* **JOB**: Only the pictures stay out; every record is to be quoted exactly.

Dataset entries:

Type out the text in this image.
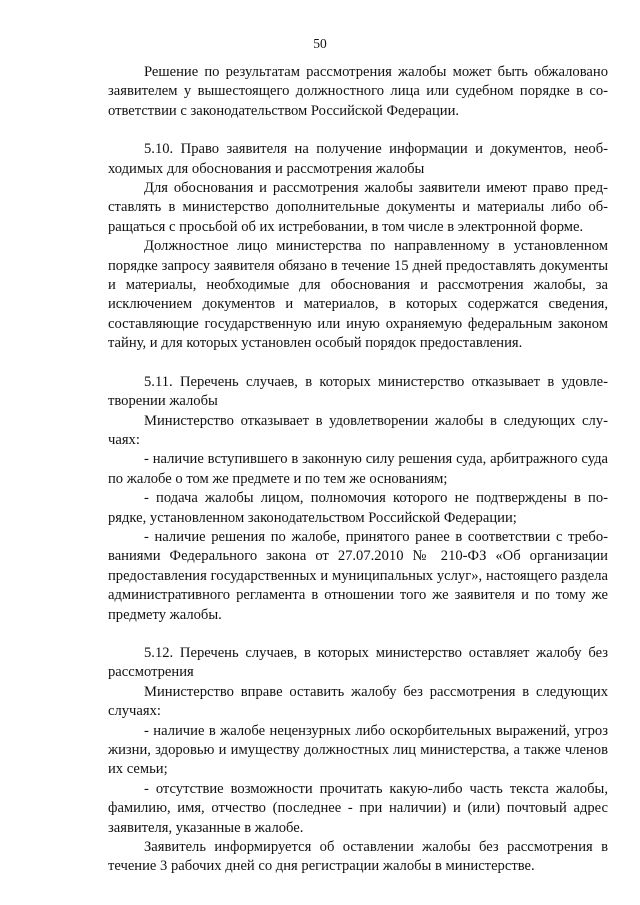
50

Решение по результатам рассмотрения жалобы может быть обжаловано заявителем у вышестоящего должностного лица или судебном порядке в соответствии с законодательством Российской Федерации.

5.10. Право заявителя на получение информации и документов, необходимых для обоснования и рассмотрения жалобы

Для обоснования и рассмотрения жалобы заявители имеют право представлять в министерство дополнительные документы и материалы либо обращаться с просьбой об их истребовании, в том числе в электронной форме.

Должностное лицо министерства по направленному в установленном порядке запросу заявителя обязано в течение 15 дней предоставлять документы и материалы, необходимые для обоснования и рассмотрения жалобы, за исключением документов и материалов, в которых содержатся сведения, составляющие государственную или иную охраняемую федеральным законом тайну, и для которых установлен особый порядок предоставления.

5.11. Перечень случаев, в которых министерство отказывает в удовлетворении жалобы

Министерство отказывает в удовлетворении жалобы в следующих случаях:

- наличие вступившего в законную силу решения суда, арбитражного суда по жалобе о том же предмете и по тем же основаниям;

- подача жалобы лицом, полномочия которого не подтверждены в порядке, установленном законодательством Российской Федерации;

- наличие решения по жалобе, принятого ранее в соответствии с требованиями Федерального закона от 27.07.2010 № 210-ФЗ «Об организации предоставления государственных и муниципальных услуг», настоящего раздела административного регламента в отношении того же заявителя и по тому же предмету жалобы.

5.12. Перечень случаев, в которых министерство оставляет жалобу без рассмотрения

Министерство вправе оставить жалобу без рассмотрения в следующих случаях:

- наличие в жалобе нецензурных либо оскорбительных выражений, угроз жизни, здоровью и имуществу должностных лиц министерства, а также членов их семьи;

- отсутствие возможности прочитать какую-либо часть текста жалобы, фамилию, имя, отчество (последнее - при наличии) и (или) почтовый адрес заявителя, указанные в жалобе.

Заявитель информируется об оставлении жалобы без рассмотрения в течение 3 рабочих дней со дня регистрации жалобы в министерстве.
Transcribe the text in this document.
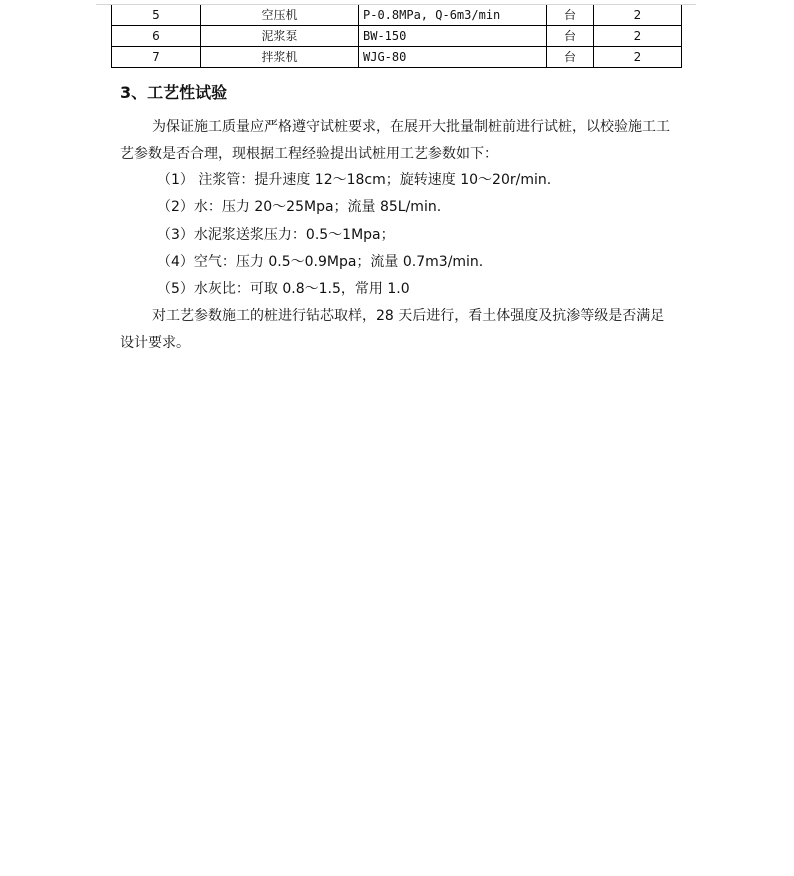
5	空压机	P-0.8MPa, Q-6m3/min	台	2
6	泥浆泵	BW-150	台	2
7	拌浆机	WJG-80	台	2
3、工艺性试验

为保证施工质量应严格遵守试桩要求，在展开大批量制桩前进行试桩，以校验施工工艺参数是否合理，现根据工程经验提出试桩用工艺参数如下：

（1） 注浆管：提升速度 12～18cm；旋转速度 10～20r/min.
（2）水：压力 20～25Mpa；流量 85L/min.
（3）水泥浆送浆压力：0.5～1Mpa；
（4）空气：压力 0.5～0.9Mpa；流量 0.7m3/min.
（5）水灰比：可取 0.8～1.5，常用 1.0

对工艺参数施工的桩进行钻芯取样，28 天后进行，看土体强度及抗渗等级是否满足设计要求。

* **ANSWER TO THIS TASK**:
Type out the text in this image.
50

Решение по результатам рассмотрения жалобы может быть обжаловано заявителем у вышестоящего должностного лица или судебном порядке в соответствии с законодательством Российской Федерации.

5.10. Право заявителя на получение информации и документов, необходимых для обоснования и рассмотрения жалобы

Для обоснования и рассмотрения жалобы заявители имеют право представлять в министерство дополнительные документы и материалы либо обращаться с просьбой об их истребовании, в том числе в электронной форме.

Должностное лицо министерства по направленному в установленном порядке запросу заявителя обязано в течение 15 дней предоставлять документы и материалы, необходимые для обоснования и рассмотрения жалобы, за исключением документов и материалов, в которых содержатся сведения, составляющие государственную или иную охраняемую федеральным законом тайну, и для которых установлен особый порядок предоставления.

5.11. Перечень случаев, в которых министерство отказывает в удовлетворении жалобы

Министерство отказывает в удовлетворении жалобы в следующих случаях:

- наличие вступившего в законную силу решения суда, арбитражного суда по жалобе о том же предмете и по тем же основаниям;

- подача жалобы лицом, полномочия которого не подтверждены в порядке, установленном законодательством Российской Федерации;

- наличие решения по жалобе, принятого ранее в соответствии с требованиями Федерального закона от 27.07.2010 № 210-ФЗ «Об организации предоставления государственных и муниципальных услуг», настоящего раздела административного регламента в отношении того же заявителя и по тому же предмету жалобы.

5.12. Перечень случаев, в которых министерство оставляет жалобу без рассмотрения

Министерство вправе оставить жалобу без рассмотрения в следующих случаях:

- наличие в жалобе нецензурных либо оскорбительных выражений, угроз жизни, здоровью и имуществу должностных лиц министерства, а также членов их семьи;

- отсутствие возможности прочитать какую-либо часть текста жалобы, фамилию, имя, отчество (последнее - при наличии) и (или) почтовый адрес заявителя, указанные в жалобе.

Заявитель информируется об оставлении жалобы без рассмотрения в течение 3 рабочих дней со дня регистрации жалобы в министерстве.
Transcribe the text in this document.
5	空压机	P-0.8MPa, Q-6m3/min	台	2
6	泥浆泵	BW-150	台	2
7	拌浆机	WJG-80	台	2
3、工艺性试验

为保证施工质量应严格遵守试桩要求，在展开大批量制桩前进行试桩，以校验施工工艺参数是否合理，现根据工程经验提出试桩用工艺参数如下：

（1） 注浆管：提升速度 12～18cm；旋转速度 10～20r/min.
（2）水：压力 20～25Mpa；流量 85L/min.
（3）水泥浆送浆压力：0.5～1Mpa；
（4）空气：压力 0.5～0.9Mpa；流量 0.7m3/min.
（5）水灰比：可取 0.8～1.5，常用 1.0

对工艺参数施工的桩进行钻芯取样，28 天后进行，看土体强度及抗渗等级是否满足设计要求。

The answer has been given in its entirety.